Collected data:
►

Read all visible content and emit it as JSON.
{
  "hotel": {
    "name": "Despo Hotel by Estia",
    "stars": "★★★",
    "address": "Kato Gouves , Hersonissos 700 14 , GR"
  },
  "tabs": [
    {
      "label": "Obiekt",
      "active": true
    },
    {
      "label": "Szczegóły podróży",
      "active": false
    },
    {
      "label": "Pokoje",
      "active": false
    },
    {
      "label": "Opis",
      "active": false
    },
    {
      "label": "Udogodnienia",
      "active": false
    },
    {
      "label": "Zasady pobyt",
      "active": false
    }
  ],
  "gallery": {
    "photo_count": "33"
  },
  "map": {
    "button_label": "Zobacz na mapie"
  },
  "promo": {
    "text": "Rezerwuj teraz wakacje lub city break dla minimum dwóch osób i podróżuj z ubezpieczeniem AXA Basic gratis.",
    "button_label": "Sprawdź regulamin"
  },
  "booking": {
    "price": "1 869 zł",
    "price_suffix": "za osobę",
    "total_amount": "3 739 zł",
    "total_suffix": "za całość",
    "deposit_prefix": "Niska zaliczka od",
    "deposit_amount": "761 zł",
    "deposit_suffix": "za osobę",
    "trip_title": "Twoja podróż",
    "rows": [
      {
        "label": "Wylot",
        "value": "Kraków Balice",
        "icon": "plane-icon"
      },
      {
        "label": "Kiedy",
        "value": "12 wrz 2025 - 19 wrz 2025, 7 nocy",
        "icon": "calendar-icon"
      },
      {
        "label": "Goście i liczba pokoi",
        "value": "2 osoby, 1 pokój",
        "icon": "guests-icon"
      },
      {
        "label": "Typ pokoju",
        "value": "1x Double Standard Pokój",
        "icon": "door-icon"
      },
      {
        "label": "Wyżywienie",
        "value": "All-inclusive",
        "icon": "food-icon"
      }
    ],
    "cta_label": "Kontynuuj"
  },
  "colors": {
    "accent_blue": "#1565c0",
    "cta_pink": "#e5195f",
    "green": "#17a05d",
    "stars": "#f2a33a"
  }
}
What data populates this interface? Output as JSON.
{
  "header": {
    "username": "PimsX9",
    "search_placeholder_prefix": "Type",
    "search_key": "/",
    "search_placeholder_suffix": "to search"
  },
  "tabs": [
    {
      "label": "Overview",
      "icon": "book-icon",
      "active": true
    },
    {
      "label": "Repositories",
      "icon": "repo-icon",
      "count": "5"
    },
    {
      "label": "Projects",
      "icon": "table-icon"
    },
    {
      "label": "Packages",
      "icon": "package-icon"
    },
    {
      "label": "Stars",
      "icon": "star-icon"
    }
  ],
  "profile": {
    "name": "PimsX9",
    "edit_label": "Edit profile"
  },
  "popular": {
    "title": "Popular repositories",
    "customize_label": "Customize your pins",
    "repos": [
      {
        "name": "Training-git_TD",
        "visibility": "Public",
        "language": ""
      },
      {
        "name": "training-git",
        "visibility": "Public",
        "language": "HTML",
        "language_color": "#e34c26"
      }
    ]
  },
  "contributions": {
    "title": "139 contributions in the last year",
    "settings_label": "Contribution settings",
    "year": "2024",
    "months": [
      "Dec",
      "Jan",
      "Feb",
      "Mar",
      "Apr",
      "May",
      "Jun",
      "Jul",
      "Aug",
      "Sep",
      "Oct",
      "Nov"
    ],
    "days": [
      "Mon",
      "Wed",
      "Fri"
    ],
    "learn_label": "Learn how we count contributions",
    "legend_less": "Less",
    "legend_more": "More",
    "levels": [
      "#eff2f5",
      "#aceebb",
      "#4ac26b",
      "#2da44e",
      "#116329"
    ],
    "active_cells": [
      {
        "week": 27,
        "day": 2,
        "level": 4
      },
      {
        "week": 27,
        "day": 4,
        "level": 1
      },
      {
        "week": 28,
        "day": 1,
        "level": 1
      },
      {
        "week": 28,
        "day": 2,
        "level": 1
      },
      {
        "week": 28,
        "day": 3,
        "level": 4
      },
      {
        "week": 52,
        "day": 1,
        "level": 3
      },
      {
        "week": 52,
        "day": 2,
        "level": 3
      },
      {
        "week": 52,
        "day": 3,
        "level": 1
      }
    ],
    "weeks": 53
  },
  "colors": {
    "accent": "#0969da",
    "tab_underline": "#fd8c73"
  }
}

◄

§ Direction
Reproduce the records word for word.

§ Written answer
Read all visible content and emit it as JSON.
{
  "hotel": {
    "name": "Despo Hotel by Estia",
    "stars": "★★★",
    "address": "Kato Gouves , Hersonissos 700 14 , GR"
  },
  "tabs": [
    {
      "label": "Obiekt",
      "active": true
    },
    {
      "label": "Szczegóły podróży",
      "active": false
    },
    {
      "label": "Pokoje",
      "active": false
    },
    {
      "label": "Opis",
      "active": false
    },
    {
      "label": "Udogodnienia",
      "active": false
    },
    {
      "label": "Zasady pobyt",
      "active": false
    }
  ],
  "gallery": {
    "photo_count": "33"
  },
  "map": {
    "button_label": "Zobacz na mapie"
  },
  "promo": {
    "text": "Rezerwuj teraz wakacje lub city break dla minimum dwóch osób i podróżuj z ubezpieczeniem AXA Basic gratis.",
    "button_label": "Sprawdź regulamin"
  },
  "booking": {
    "price": "1 869 zł",
    "price_suffix": "za osobę",
    "total_amount": "3 739 zł",
    "total_suffix": "za całość",
    "deposit_prefix": "Niska zaliczka od",
    "deposit_amount": "761 zł",
    "deposit_suffix": "za osobę",
    "trip_title": "Twoja podróż",
    "rows": [
      {
        "label": "Wylot",
        "value": "Kraków Balice",
        "icon": "plane-icon"
      },
      {
        "label": "Kiedy",
        "value": "12 wrz 2025 - 19 wrz 2025, 7 nocy",
        "icon": "calendar-icon"
      },
      {
        "label": "Goście i liczba pokoi",
        "value": "2 osoby, 1 pokój",
        "icon": "guests-icon"
      },
      {
        "label": "Typ pokoju",
        "value": "1x Double Standard Pokój",
        "icon": "door-icon"
      },
      {
        "label": "Wyżywienie",
        "value": "All-inclusive",
        "icon": "food-icon"
      }
    ],
    "cta_label": "Kontynuuj"
  },
  "colors": {
    "accent_blue": "#1565c0",
    "cta_pink": "#e5195f",
    "green": "#17a05d",
    "stars": "#f2a33a"
  }
}
What data populates this interface? Output as JSON.
{
  "header": {
    "username": "PimsX9",
    "search_placeholder_prefix": "Type",
    "search_key": "/",
    "search_placeholder_suffix": "to search"
  },
  "tabs": [
    {
      "label": "Overview",
      "icon": "book-icon",
      "active": true
    },
    {
      "label": "Repositories",
      "icon": "repo-icon",
      "count": "5"
    },
    {
      "label": "Projects",
      "icon": "table-icon"
    },
    {
      "label": "Packages",
      "icon": "package-icon"
    },
    {
      "label": "Stars",
      "icon": "star-icon"
    }
  ],
  "profile": {
    "name": "PimsX9",
    "edit_label": "Edit profile"
  },
  "popular": {
    "title": "Popular repositories",
    "customize_label": "Customize your pins",
    "repos": [
      {
        "name": "Training-git_TD",
        "visibility": "Public",
        "language": ""
      },
      {
        "name": "training-git",
        "visibility": "Public",
        "language": "HTML",
        "language_color": "#e34c26"
      }
    ]
  },
  "contributions": {
    "title": "139 contributions in the last year",
    "settings_label": "Contribution settings",
    "year": "2024",
    "months": [
      "Dec",
      "Jan",
      "Feb",
      "Mar",
      "Apr",
      "May",
      "Jun",
      "Jul",
      "Aug",
      "Sep",
      "Oct",
      "Nov"
    ],
    "days": [
      "Mon",
      "Wed",
      "Fri"
    ],
    "learn_label": "Learn how we count contributions",
    "legend_less": "Less",
    "legend_more": "More",
    "levels": [
      "#eff2f5",
      "#aceebb",
      "#4ac26b",
      "#2da44e",
      "#116329"
    ],
    "active_cells": [
      {
        "week": 27,
        "day": 2,
        "level": 4
      },
      {
        "week": 27,
        "day": 4,
        "level": 1
      },
      {
        "week": 28,
        "day": 1,
        "level": 1
      },
      {
        "week": 28,
        "day": 2,
        "level": 1
      },
      {
        "week": 28,
        "day": 3,
        "level": 4
      },
      {
        "week": 52,
        "day": 1,
        "level": 3
      },
      {
        "week": 52,
        "day": 2,
        "level": 3
      },
      {
        "week": 52,
        "day": 3,
        "level": 1
      }
    ],
    "weeks": 53
  },
  "colors": {
    "accent": "#0969da",
    "tab_underline": "#fd8c73"
  }
}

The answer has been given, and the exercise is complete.